>>>>

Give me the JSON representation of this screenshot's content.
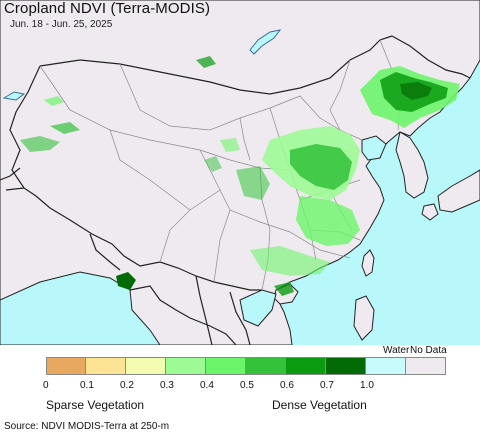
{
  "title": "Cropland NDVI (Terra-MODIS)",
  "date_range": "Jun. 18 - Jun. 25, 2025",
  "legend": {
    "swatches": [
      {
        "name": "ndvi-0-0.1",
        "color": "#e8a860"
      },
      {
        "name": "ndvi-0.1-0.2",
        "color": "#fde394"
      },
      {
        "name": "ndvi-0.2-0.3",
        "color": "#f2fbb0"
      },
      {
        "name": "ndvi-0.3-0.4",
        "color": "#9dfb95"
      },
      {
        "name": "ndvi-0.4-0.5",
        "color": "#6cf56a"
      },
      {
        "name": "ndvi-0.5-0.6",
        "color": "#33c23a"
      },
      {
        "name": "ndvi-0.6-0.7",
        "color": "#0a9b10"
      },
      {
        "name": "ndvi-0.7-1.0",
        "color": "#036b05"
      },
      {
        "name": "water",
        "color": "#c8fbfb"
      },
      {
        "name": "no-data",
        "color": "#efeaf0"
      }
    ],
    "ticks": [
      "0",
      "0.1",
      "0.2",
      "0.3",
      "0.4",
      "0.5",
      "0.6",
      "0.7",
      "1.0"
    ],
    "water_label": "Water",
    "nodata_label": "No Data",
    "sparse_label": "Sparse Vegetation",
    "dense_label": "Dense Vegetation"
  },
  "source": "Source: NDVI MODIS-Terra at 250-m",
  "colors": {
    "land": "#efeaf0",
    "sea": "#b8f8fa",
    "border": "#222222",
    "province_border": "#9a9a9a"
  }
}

<<<<
>>>>

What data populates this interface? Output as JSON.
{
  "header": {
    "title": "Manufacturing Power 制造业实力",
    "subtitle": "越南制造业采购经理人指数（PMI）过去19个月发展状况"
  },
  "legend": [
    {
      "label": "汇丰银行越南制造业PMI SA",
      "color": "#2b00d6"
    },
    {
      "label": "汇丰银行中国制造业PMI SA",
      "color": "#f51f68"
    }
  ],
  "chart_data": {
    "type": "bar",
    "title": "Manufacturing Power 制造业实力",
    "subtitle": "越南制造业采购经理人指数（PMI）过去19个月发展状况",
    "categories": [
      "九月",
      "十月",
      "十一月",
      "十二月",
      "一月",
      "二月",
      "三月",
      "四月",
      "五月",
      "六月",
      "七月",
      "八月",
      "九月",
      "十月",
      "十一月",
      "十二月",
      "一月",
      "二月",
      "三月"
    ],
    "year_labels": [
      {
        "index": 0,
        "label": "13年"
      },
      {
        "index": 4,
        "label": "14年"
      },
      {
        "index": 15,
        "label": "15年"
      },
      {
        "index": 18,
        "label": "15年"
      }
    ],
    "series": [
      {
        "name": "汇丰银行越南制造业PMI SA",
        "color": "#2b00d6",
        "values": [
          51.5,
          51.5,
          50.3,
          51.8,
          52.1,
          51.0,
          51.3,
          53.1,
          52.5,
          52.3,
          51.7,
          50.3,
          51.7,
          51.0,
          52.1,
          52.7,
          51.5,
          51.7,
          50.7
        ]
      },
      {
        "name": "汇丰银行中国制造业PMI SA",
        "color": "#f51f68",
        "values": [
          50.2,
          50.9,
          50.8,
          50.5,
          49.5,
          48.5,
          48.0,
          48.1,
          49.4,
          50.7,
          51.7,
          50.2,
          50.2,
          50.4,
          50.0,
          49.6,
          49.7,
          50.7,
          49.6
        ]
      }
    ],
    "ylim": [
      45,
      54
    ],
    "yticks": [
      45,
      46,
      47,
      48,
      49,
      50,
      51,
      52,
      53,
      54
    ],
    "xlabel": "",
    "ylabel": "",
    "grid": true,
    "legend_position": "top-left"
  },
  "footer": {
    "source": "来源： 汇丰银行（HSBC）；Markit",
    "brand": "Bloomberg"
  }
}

<<<<
>>>>

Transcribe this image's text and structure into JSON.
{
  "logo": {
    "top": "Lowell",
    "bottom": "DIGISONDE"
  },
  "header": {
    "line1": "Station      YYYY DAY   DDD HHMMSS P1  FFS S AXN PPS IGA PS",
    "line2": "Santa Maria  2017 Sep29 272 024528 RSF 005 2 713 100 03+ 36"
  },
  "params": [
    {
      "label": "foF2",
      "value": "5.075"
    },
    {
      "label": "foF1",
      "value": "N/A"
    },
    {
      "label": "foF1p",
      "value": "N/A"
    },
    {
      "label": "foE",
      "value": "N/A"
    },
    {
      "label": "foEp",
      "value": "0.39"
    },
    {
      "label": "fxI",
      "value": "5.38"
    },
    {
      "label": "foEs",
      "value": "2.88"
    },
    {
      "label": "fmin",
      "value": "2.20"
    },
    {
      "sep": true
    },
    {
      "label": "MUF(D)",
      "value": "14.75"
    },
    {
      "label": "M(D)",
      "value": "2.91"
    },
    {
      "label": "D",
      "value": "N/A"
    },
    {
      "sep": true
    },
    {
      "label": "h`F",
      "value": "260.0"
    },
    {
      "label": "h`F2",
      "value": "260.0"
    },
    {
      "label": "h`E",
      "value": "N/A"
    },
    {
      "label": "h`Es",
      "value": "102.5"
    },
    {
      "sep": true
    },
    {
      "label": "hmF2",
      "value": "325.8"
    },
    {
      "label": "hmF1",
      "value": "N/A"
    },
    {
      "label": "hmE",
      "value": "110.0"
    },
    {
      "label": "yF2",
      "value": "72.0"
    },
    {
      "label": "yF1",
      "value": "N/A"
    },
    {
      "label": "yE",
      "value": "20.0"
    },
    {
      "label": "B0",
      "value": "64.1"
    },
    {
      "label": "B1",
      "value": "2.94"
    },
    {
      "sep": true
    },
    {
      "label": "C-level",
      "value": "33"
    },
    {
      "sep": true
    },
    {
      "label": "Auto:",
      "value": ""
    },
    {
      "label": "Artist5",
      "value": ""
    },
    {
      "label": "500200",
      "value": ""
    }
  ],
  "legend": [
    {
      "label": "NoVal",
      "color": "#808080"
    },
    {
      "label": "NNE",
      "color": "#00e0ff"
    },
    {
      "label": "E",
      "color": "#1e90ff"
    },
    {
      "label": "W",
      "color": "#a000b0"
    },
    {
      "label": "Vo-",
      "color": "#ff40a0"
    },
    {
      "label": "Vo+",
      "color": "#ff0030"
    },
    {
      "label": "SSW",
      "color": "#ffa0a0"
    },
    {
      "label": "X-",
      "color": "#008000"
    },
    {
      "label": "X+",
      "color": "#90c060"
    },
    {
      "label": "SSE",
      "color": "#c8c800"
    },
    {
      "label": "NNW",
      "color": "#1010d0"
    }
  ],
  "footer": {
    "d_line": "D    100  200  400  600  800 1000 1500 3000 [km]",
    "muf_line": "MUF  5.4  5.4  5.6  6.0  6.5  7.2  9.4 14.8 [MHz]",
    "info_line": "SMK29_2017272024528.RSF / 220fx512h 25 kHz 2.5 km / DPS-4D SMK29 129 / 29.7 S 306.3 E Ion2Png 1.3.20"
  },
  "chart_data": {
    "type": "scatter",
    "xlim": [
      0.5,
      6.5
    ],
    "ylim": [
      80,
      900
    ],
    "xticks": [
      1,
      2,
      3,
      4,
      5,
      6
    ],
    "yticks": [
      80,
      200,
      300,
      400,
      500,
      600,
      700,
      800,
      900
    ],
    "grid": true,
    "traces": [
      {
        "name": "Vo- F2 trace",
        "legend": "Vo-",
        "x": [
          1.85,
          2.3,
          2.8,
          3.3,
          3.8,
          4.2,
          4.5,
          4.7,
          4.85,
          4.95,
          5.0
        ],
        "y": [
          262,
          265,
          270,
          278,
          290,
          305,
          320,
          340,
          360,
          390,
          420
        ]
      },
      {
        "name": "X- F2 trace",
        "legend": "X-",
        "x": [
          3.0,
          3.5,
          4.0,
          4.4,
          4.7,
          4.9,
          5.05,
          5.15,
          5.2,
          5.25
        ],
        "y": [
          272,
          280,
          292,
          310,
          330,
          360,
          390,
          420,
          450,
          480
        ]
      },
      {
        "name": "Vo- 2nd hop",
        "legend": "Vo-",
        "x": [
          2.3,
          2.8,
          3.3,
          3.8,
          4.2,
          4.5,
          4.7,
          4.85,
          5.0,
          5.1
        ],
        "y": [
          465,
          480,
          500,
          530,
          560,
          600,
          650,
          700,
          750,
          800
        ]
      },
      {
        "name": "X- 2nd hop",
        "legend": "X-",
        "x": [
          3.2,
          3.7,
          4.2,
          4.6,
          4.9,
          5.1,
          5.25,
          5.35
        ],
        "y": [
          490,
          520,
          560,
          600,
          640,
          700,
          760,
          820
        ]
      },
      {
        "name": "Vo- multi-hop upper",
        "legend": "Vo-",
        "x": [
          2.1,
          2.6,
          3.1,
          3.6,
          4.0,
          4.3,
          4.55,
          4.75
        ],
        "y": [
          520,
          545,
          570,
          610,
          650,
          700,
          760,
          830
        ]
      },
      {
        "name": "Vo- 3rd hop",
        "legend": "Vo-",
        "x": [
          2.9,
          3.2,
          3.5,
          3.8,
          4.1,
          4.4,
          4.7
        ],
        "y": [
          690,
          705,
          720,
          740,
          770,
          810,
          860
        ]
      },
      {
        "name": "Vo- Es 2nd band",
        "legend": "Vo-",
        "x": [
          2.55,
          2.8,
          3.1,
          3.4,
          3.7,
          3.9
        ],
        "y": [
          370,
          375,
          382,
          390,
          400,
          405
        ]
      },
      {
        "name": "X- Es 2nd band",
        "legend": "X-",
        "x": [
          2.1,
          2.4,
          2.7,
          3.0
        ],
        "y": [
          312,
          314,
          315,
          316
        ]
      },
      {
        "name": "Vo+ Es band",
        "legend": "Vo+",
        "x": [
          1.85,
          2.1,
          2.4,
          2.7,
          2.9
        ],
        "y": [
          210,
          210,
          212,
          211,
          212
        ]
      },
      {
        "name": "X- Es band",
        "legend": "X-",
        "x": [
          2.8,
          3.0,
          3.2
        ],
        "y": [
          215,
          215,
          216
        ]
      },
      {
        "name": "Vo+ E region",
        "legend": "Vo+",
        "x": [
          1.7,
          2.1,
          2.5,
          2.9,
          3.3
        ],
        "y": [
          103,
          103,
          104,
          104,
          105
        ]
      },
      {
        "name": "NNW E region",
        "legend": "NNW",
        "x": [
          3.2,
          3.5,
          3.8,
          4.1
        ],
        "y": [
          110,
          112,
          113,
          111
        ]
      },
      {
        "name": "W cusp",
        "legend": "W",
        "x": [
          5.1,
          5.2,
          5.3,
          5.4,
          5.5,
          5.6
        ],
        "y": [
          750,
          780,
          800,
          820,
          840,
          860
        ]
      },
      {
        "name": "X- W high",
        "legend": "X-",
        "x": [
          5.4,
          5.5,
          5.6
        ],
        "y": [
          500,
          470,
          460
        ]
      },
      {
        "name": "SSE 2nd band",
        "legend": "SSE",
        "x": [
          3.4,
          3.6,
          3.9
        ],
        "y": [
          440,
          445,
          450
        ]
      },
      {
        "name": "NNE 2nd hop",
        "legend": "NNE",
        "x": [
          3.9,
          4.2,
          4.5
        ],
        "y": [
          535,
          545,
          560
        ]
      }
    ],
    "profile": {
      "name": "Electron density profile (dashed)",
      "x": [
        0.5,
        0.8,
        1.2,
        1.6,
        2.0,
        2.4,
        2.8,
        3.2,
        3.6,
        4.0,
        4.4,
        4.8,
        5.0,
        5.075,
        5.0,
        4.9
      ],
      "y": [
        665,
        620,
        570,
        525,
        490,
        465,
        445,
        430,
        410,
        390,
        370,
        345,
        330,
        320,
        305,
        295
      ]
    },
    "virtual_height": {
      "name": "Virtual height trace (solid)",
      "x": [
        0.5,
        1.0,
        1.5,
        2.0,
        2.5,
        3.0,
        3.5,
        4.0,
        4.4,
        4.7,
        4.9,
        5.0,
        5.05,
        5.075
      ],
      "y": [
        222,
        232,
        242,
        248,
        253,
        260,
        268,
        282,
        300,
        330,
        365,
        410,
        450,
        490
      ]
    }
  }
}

<<<<

### Task directions
Extract all lines containing the word "this".

### Written response
Give me the JSON representation of this screenshot's content.
What data populates this interface? Output as JSON.
Transcribe this image's text and structure into JSON.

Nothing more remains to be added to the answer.